Goal
Return the whole listing exactly as it stands.

[Collected data entries]

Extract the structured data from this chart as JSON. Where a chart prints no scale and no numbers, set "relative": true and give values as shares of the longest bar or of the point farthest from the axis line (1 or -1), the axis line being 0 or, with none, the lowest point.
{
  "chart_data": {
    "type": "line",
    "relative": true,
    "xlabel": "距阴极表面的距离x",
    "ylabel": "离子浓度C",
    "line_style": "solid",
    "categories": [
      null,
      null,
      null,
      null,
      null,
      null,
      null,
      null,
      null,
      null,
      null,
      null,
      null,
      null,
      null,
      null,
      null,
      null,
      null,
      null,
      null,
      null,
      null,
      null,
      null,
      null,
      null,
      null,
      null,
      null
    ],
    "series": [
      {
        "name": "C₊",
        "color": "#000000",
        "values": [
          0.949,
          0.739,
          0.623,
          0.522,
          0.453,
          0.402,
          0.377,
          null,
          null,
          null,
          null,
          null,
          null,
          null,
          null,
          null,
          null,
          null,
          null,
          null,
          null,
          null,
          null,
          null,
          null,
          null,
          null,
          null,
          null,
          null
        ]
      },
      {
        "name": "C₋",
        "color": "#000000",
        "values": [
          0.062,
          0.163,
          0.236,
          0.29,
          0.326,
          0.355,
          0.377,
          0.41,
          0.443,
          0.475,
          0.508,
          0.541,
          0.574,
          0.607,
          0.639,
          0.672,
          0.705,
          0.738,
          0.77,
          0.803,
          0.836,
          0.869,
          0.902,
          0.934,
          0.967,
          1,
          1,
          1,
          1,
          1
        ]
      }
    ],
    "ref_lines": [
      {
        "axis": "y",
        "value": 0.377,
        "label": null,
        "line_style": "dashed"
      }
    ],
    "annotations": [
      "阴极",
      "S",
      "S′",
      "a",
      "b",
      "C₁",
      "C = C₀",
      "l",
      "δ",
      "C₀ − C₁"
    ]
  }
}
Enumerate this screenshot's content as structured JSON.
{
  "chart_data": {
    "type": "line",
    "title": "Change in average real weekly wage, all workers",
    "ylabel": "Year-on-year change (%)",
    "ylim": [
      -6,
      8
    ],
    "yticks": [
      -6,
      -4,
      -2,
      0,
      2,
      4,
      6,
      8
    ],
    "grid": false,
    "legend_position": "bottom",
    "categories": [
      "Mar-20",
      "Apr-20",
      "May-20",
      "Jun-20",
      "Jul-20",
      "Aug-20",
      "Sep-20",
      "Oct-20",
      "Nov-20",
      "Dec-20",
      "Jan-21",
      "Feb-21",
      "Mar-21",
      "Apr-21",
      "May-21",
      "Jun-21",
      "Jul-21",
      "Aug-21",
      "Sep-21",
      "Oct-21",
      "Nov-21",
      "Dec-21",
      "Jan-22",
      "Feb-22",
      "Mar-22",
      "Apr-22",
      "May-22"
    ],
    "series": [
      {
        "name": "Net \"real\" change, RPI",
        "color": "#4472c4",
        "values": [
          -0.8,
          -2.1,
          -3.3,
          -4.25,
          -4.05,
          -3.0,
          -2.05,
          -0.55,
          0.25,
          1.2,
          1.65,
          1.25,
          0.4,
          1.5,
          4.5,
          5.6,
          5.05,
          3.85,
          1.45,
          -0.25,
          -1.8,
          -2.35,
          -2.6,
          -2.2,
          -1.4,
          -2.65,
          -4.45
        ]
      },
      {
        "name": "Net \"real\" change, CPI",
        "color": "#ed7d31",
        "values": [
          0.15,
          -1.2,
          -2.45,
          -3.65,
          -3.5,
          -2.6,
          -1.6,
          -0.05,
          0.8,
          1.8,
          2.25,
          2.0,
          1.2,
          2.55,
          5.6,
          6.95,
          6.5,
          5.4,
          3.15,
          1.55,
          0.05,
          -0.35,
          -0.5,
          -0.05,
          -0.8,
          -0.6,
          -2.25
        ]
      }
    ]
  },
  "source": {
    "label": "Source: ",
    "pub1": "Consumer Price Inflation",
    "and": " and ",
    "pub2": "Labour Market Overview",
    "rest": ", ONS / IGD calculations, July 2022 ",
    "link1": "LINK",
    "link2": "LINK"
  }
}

The solution
Extract the structured data from this chart as JSON. Where a chart prints no scale and no numbers, set "relative": true and give values as shares of the longest bar or of the point farthest from the axis line (1 or -1), the axis line being 0 or, with none, the lowest point.
{
  "chart_data": {
    "type": "line",
    "relative": true,
    "xlabel": "距阴极表面的距离x",
    "ylabel": "离子浓度C",
    "line_style": "solid",
    "categories": [
      null,
      null,
      null,
      null,
      null,
      null,
      null,
      null,
      null,
      null,
      null,
      null,
      null,
      null,
      null,
      null,
      null,
      null,
      null,
      null,
      null,
      null,
      null,
      null,
      null,
      null,
      null,
      null,
      null,
      null
    ],
    "series": [
      {
        "name": "C₊",
        "color": "#000000",
        "values": [
          0.949,
          0.739,
          0.623,
          0.522,
          0.453,
          0.402,
          0.377,
          null,
          null,
          null,
          null,
          null,
          null,
          null,
          null,
          null,
          null,
          null,
          null,
          null,
          null,
          null,
          null,
          null,
          null,
          null,
          null,
          null,
          null,
          null
        ]
      },
      {
        "name": "C₋",
        "color": "#000000",
        "values": [
          0.062,
          0.163,
          0.236,
          0.29,
          0.326,
          0.355,
          0.377,
          0.41,
          0.443,
          0.475,
          0.508,
          0.541,
          0.574,
          0.607,
          0.639,
          0.672,
          0.705,
          0.738,
          0.77,
          0.803,
          0.836,
          0.869,
          0.902,
          0.934,
          0.967,
          1,
          1,
          1,
          1,
          1
        ]
      }
    ],
    "ref_lines": [
      {
        "axis": "y",
        "value": 0.377,
        "label": null,
        "line_style": "dashed"
      }
    ],
    "annotations": [
      "阴极",
      "S",
      "S′",
      "a",
      "b",
      "C₁",
      "C = C₀",
      "l",
      "δ",
      "C₀ − C₁"
    ]
  }
}
Enumerate this screenshot's content as structured JSON.
{
  "chart_data": {
    "type": "line",
    "title": "Change in average real weekly wage, all workers",
    "ylabel": "Year-on-year change (%)",
    "ylim": [
      -6,
      8
    ],
    "yticks": [
      -6,
      -4,
      -2,
      0,
      2,
      4,
      6,
      8
    ],
    "grid": false,
    "legend_position": "bottom",
    "categories": [
      "Mar-20",
      "Apr-20",
      "May-20",
      "Jun-20",
      "Jul-20",
      "Aug-20",
      "Sep-20",
      "Oct-20",
      "Nov-20",
      "Dec-20",
      "Jan-21",
      "Feb-21",
      "Mar-21",
      "Apr-21",
      "May-21",
      "Jun-21",
      "Jul-21",
      "Aug-21",
      "Sep-21",
      "Oct-21",
      "Nov-21",
      "Dec-21",
      "Jan-22",
      "Feb-22",
      "Mar-22",
      "Apr-22",
      "May-22"
    ],
    "series": [
      {
        "name": "Net \"real\" change, RPI",
        "color": "#4472c4",
        "values": [
          -0.8,
          -2.1,
          -3.3,
          -4.25,
          -4.05,
          -3.0,
          -2.05,
          -0.55,
          0.25,
          1.2,
          1.65,
          1.25,
          0.4,
          1.5,
          4.5,
          5.6,
          5.05,
          3.85,
          1.45,
          -0.25,
          -1.8,
          -2.35,
          -2.6,
          -2.2,
          -1.4,
          -2.65,
          -4.45
        ]
      },
      {
        "name": "Net \"real\" change, CPI",
        "color": "#ed7d31",
        "values": [
          0.15,
          -1.2,
          -2.45,
          -3.65,
          -3.5,
          -2.6,
          -1.6,
          -0.05,
          0.8,
          1.8,
          2.25,
          2.0,
          1.2,
          2.55,
          5.6,
          6.95,
          6.5,
          5.4,
          3.15,
          1.55,
          0.05,
          -0.35,
          -0.5,
          -0.05,
          -0.8,
          -0.6,
          -2.25
        ]
      }
    ]
  },
  "source": {
    "label": "Source: ",
    "pub1": "Consumer Price Inflation",
    "and": " and ",
    "pub2": "Labour Market Overview",
    "rest": ", ONS / IGD calculations, July 2022 ",
    "link1": "LINK",
    "link2": "LINK"
  }
}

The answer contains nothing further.